Scan the listing below and copy every line holding "xlabel".
------ Given information ------
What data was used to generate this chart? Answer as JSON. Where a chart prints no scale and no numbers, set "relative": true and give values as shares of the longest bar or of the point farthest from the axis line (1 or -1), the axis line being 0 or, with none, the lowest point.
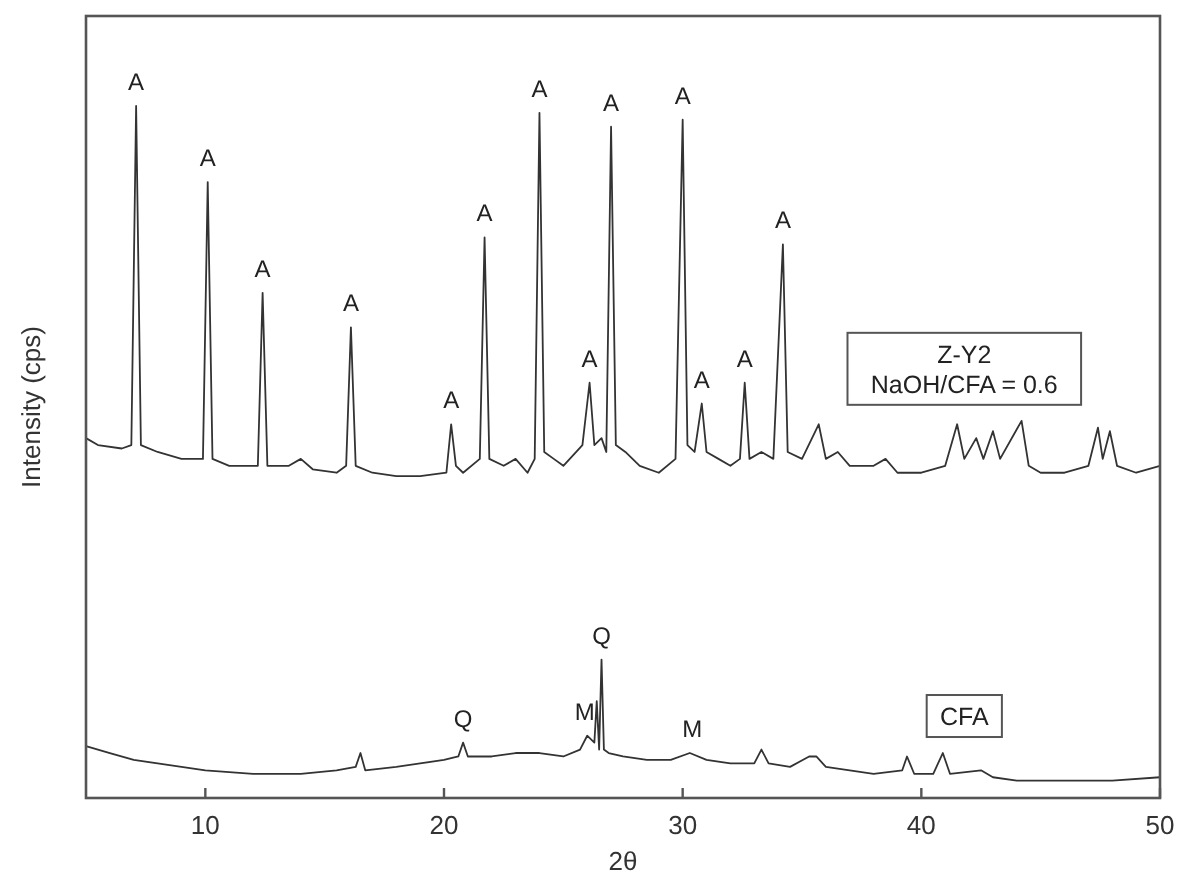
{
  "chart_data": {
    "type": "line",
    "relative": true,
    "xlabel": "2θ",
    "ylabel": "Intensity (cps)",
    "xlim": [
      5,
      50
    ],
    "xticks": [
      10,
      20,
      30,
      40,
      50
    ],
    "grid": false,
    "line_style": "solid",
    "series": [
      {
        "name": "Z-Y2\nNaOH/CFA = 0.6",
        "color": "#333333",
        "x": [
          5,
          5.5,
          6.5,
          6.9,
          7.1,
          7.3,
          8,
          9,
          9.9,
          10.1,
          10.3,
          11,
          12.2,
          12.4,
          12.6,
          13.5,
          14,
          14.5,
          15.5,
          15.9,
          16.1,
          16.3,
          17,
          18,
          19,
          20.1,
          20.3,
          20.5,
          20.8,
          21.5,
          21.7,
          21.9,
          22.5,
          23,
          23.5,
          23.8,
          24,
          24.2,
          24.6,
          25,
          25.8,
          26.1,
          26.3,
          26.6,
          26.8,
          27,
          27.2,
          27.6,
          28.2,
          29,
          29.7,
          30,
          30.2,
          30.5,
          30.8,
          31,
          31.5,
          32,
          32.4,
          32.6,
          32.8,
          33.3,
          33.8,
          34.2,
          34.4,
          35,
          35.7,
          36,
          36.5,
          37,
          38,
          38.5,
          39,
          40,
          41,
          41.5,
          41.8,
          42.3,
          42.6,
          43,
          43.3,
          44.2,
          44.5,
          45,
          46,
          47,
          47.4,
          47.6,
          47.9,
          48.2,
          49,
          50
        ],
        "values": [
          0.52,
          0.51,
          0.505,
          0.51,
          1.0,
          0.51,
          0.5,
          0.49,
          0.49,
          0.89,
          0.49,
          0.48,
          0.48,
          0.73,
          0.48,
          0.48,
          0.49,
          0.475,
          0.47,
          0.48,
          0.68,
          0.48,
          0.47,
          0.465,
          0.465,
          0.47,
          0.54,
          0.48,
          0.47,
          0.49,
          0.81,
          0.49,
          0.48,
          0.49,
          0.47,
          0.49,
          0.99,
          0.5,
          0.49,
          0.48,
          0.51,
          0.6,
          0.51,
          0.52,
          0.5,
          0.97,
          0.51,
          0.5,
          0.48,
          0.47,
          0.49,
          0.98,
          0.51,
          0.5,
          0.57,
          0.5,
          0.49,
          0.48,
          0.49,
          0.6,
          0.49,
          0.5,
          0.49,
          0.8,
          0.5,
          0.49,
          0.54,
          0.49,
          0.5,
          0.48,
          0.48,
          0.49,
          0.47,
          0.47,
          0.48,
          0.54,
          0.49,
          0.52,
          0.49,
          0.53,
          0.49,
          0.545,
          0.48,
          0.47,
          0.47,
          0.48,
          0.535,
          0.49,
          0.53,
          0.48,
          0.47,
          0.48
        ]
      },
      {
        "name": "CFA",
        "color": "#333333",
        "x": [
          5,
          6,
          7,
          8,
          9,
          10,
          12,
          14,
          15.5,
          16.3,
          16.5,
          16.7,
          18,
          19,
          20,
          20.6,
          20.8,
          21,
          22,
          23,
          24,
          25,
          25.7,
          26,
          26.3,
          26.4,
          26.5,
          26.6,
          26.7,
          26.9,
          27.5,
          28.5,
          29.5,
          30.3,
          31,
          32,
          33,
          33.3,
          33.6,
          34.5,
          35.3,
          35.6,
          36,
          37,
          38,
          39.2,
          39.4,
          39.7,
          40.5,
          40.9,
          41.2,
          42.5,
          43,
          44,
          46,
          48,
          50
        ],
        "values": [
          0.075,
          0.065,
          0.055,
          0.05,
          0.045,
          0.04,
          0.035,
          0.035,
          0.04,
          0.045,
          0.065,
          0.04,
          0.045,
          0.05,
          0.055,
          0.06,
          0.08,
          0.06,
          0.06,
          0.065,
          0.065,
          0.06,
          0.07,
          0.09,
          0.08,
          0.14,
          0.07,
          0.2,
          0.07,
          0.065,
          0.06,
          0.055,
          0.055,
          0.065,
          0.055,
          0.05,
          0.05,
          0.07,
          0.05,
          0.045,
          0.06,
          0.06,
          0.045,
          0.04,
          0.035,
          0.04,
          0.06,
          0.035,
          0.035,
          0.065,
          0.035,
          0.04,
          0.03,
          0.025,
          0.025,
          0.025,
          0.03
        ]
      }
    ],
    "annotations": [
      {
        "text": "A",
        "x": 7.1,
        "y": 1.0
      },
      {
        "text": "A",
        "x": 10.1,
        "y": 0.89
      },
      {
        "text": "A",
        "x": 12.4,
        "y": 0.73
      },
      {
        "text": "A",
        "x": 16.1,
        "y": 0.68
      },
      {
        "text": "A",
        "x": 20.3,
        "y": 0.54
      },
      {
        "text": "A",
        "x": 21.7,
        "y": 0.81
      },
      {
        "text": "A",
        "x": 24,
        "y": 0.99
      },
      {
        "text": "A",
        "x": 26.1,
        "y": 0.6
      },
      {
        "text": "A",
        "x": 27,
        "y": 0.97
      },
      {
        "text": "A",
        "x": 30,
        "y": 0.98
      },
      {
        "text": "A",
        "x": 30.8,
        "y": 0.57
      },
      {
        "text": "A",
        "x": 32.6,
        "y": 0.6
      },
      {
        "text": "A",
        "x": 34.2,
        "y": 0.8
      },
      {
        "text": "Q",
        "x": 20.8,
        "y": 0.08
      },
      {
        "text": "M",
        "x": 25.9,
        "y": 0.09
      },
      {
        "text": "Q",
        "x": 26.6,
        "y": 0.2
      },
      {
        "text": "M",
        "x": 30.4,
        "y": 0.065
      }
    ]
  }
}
------
------ Given information ------
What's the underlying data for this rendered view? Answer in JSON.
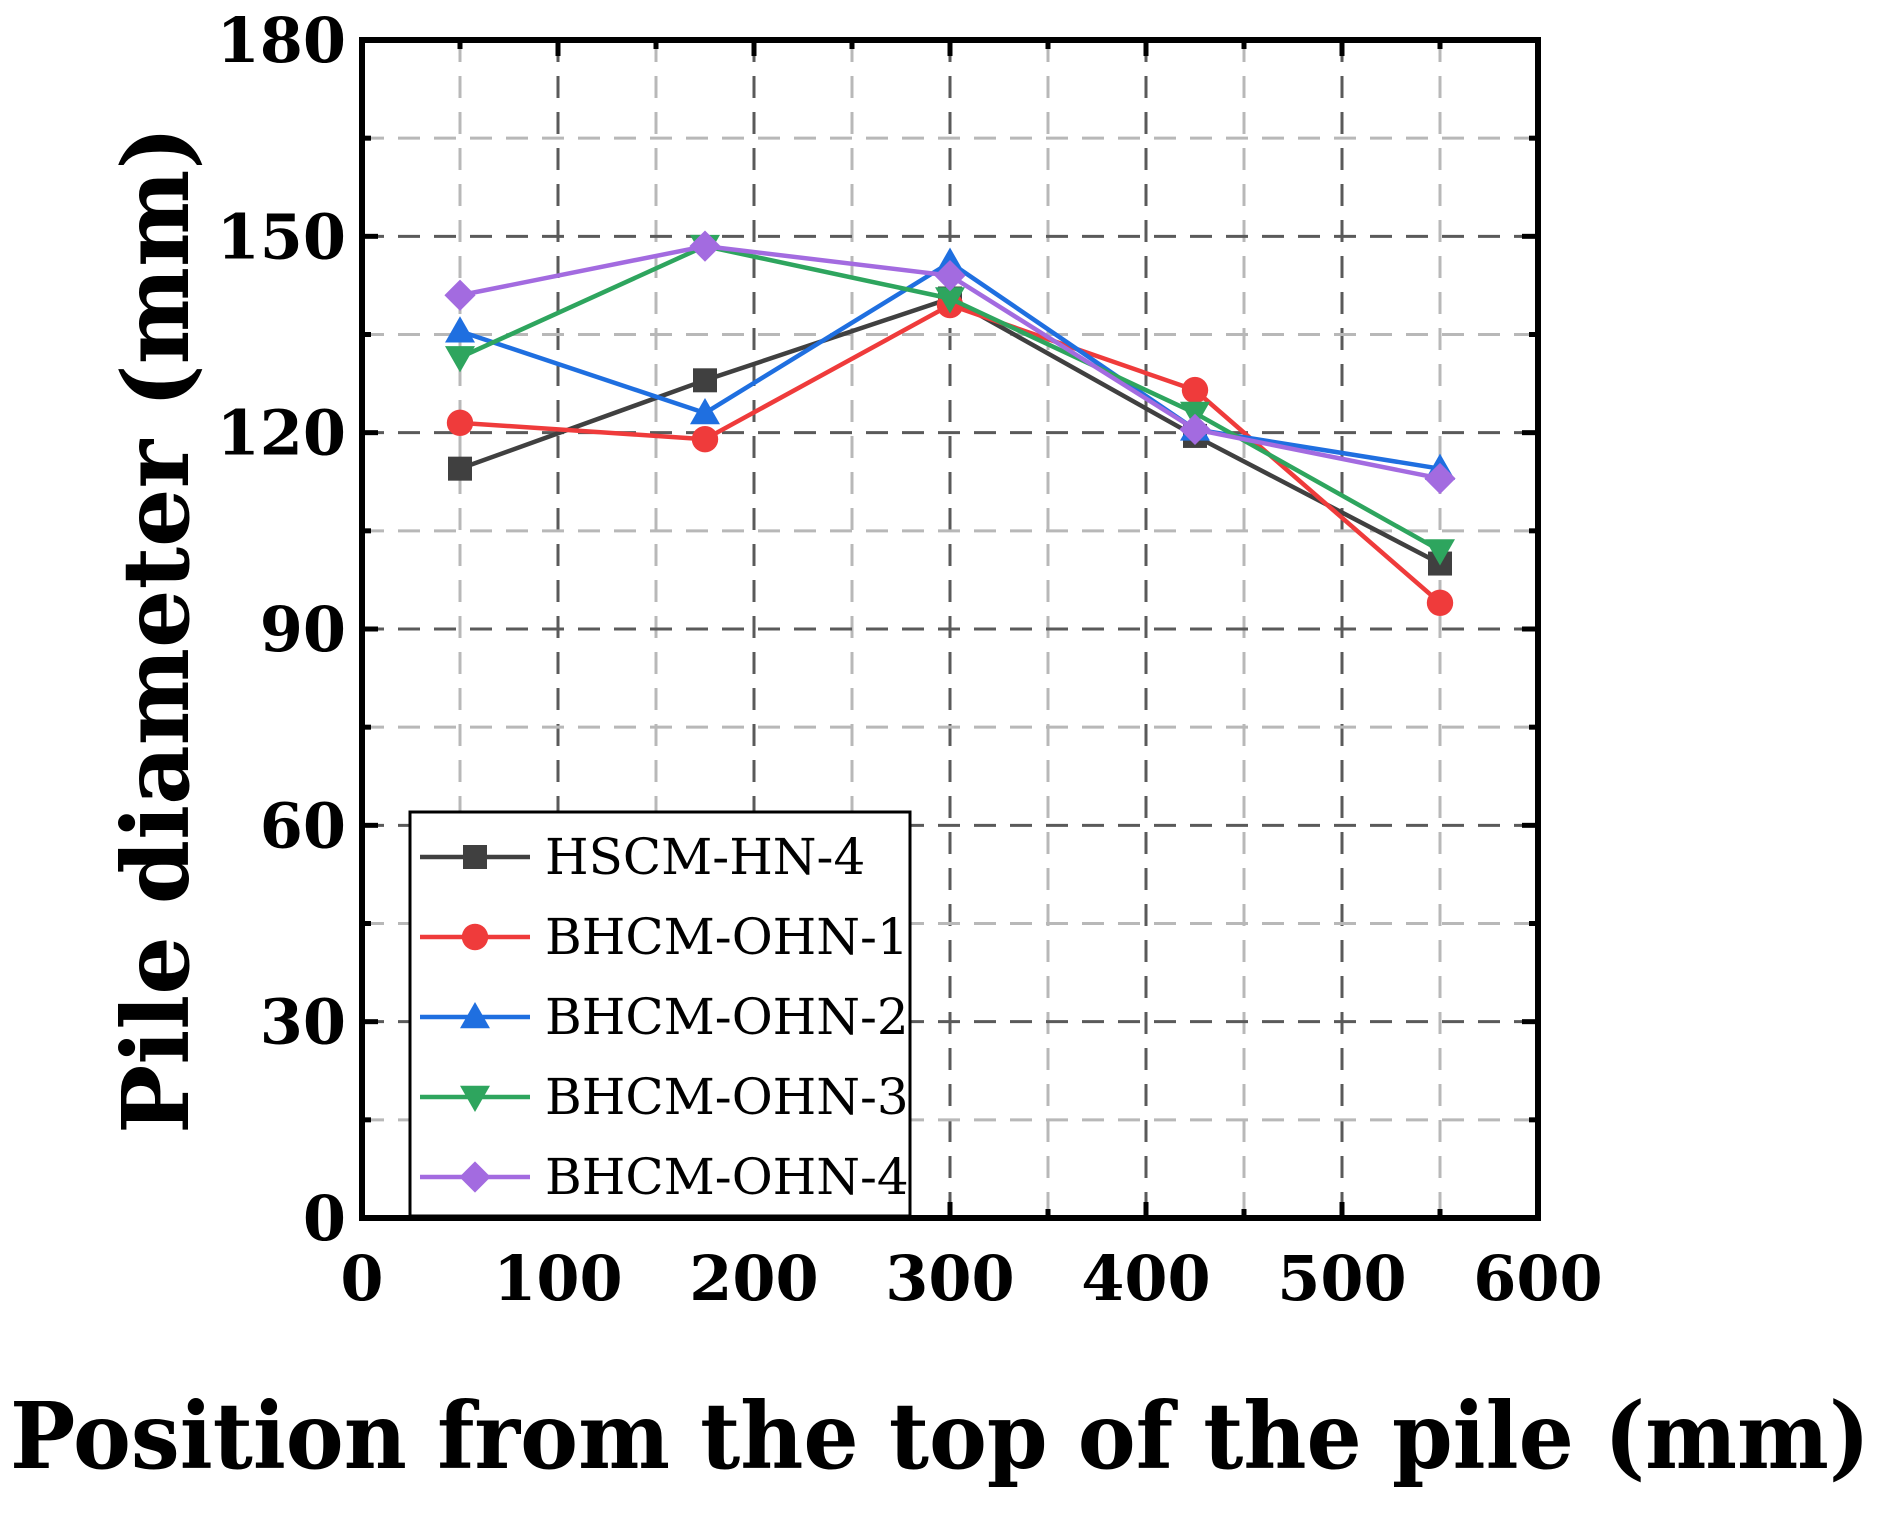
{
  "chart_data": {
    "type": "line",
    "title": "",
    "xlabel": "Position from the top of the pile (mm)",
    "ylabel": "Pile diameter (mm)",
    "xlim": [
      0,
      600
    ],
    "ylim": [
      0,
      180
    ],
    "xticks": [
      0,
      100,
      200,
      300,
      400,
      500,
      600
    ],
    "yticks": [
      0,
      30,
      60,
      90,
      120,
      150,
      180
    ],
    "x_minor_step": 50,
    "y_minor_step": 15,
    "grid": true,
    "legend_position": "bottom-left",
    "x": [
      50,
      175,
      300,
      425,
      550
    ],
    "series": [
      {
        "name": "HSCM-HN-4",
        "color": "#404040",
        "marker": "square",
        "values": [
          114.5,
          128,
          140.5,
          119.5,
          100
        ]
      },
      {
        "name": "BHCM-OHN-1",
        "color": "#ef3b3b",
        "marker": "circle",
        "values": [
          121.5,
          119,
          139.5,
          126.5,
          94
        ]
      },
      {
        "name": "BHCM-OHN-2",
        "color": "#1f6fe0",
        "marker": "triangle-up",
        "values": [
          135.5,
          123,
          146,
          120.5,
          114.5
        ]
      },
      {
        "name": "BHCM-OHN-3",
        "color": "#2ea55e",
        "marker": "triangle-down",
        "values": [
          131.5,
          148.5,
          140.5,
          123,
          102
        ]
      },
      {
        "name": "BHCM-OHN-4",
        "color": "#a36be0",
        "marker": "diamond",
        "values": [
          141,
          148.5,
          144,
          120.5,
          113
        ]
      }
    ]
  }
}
------
(Result below)
    "xlabel": "2θ",
    "xlabel": "Position from the top of the pile (mm)",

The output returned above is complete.